- [Information provided]
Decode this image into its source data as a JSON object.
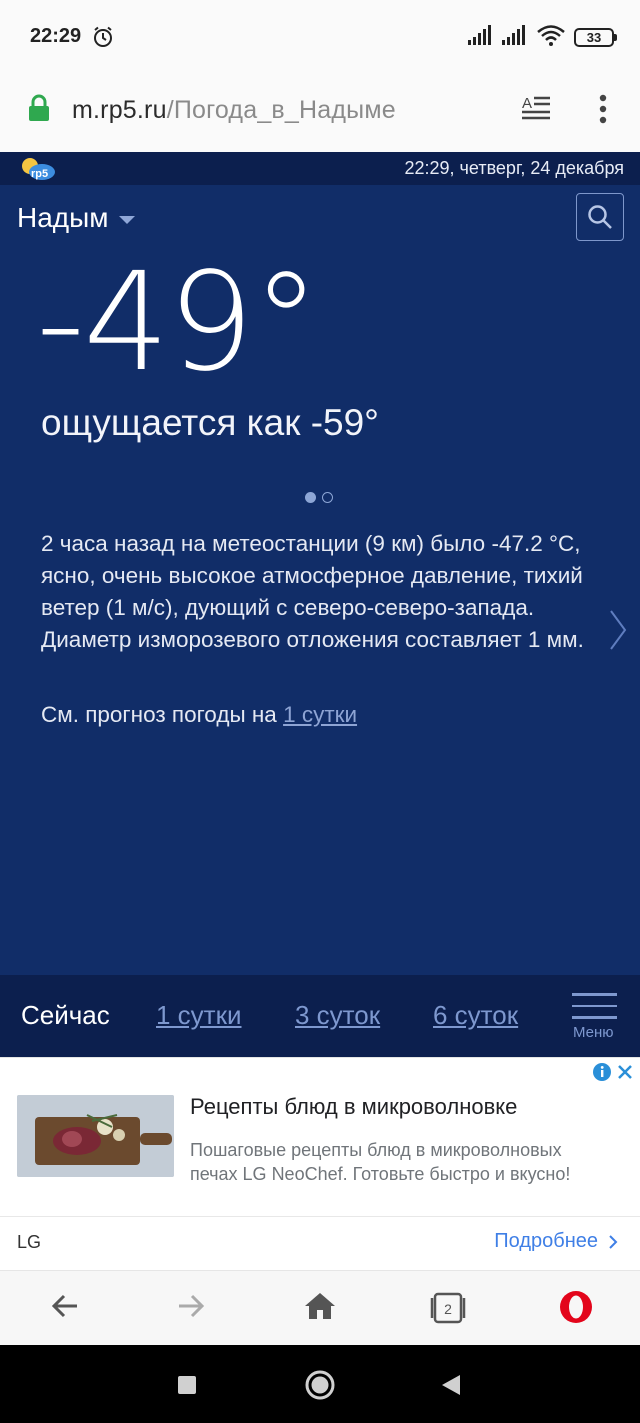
{
  "status_bar": {
    "time": "22:29",
    "battery": "33",
    "icons": [
      "alarm-icon",
      "signal-icon",
      "signal-icon",
      "wifi-icon",
      "battery-icon"
    ]
  },
  "browser": {
    "url_host": "m.rp5.ru",
    "url_path": "/Погода_в_Надыме",
    "tabs_count": "2"
  },
  "header": {
    "logo": "rp5",
    "datetime": "22:29, четверг, 24 декабря"
  },
  "weather": {
    "city": "Надым",
    "temperature": "-49°",
    "feels_like": "ощущается как -59°",
    "description": "2 часа назад на метеостанции (9 км) было -47.2 °С, ясно, очень высокое атмосферное давление, тихий ветер (1 м/с), дующий с северо-северо-запада. Диаметр изморозевого отложения составляет 1 мм.",
    "forecast_prefix": "См. прогноз погоды на ",
    "forecast_link": "1 сутки",
    "carousel_pages": 2,
    "carousel_active": 0
  },
  "tabs": {
    "now": "Сейчас",
    "day1": "1 сутки",
    "day3": "3 суток",
    "day6": "6 суток",
    "menu": "Меню"
  },
  "ad": {
    "title": "Рецепты блюд в микроволновке",
    "body": "Пошаговые рецепты блюд в микроволновых печах LG NeoChef. Готовьте быстро и вкусно!",
    "brand": "LG",
    "cta": "Подробнее"
  },
  "colors": {
    "main_bg": "#112d68",
    "header_bg": "#0c1f4e",
    "link": "#7e98cf",
    "ad_cta": "#3f7fe6",
    "opera_red": "#e3051b"
  }
}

- [Exercise brief] The entries above are to be returned exactly, without their pictures.

- [Answer to this problem]
Decode this image into its source data as a JSON object.
{
  "status_bar": {
    "time": "22:29",
    "battery": "33",
    "icons": [
      "alarm-icon",
      "signal-icon",
      "signal-icon",
      "wifi-icon",
      "battery-icon"
    ]
  },
  "browser": {
    "url_host": "m.rp5.ru",
    "url_path": "/Погода_в_Надыме",
    "tabs_count": "2"
  },
  "header": {
    "logo": "rp5",
    "datetime": "22:29, четверг, 24 декабря"
  },
  "weather": {
    "city": "Надым",
    "temperature": "-49°",
    "feels_like": "ощущается как -59°",
    "description": "2 часа назад на метеостанции (9 км) было -47.2 °С, ясно, очень высокое атмосферное давление, тихий ветер (1 м/с), дующий с северо-северо-запада. Диаметр изморозевого отложения составляет 1 мм.",
    "forecast_prefix": "См. прогноз погоды на ",
    "forecast_link": "1 сутки",
    "carousel_pages": 2,
    "carousel_active": 0
  },
  "tabs": {
    "now": "Сейчас",
    "day1": "1 сутки",
    "day3": "3 суток",
    "day6": "6 суток",
    "menu": "Меню"
  },
  "ad": {
    "title": "Рецепты блюд в микроволновке",
    "body": "Пошаговые рецепты блюд в микроволновых печах LG NeoChef. Готовьте быстро и вкусно!",
    "brand": "LG",
    "cta": "Подробнее"
  },
  "colors": {
    "main_bg": "#112d68",
    "header_bg": "#0c1f4e",
    "link": "#7e98cf",
    "ad_cta": "#3f7fe6",
    "opera_red": "#e3051b"
  }
}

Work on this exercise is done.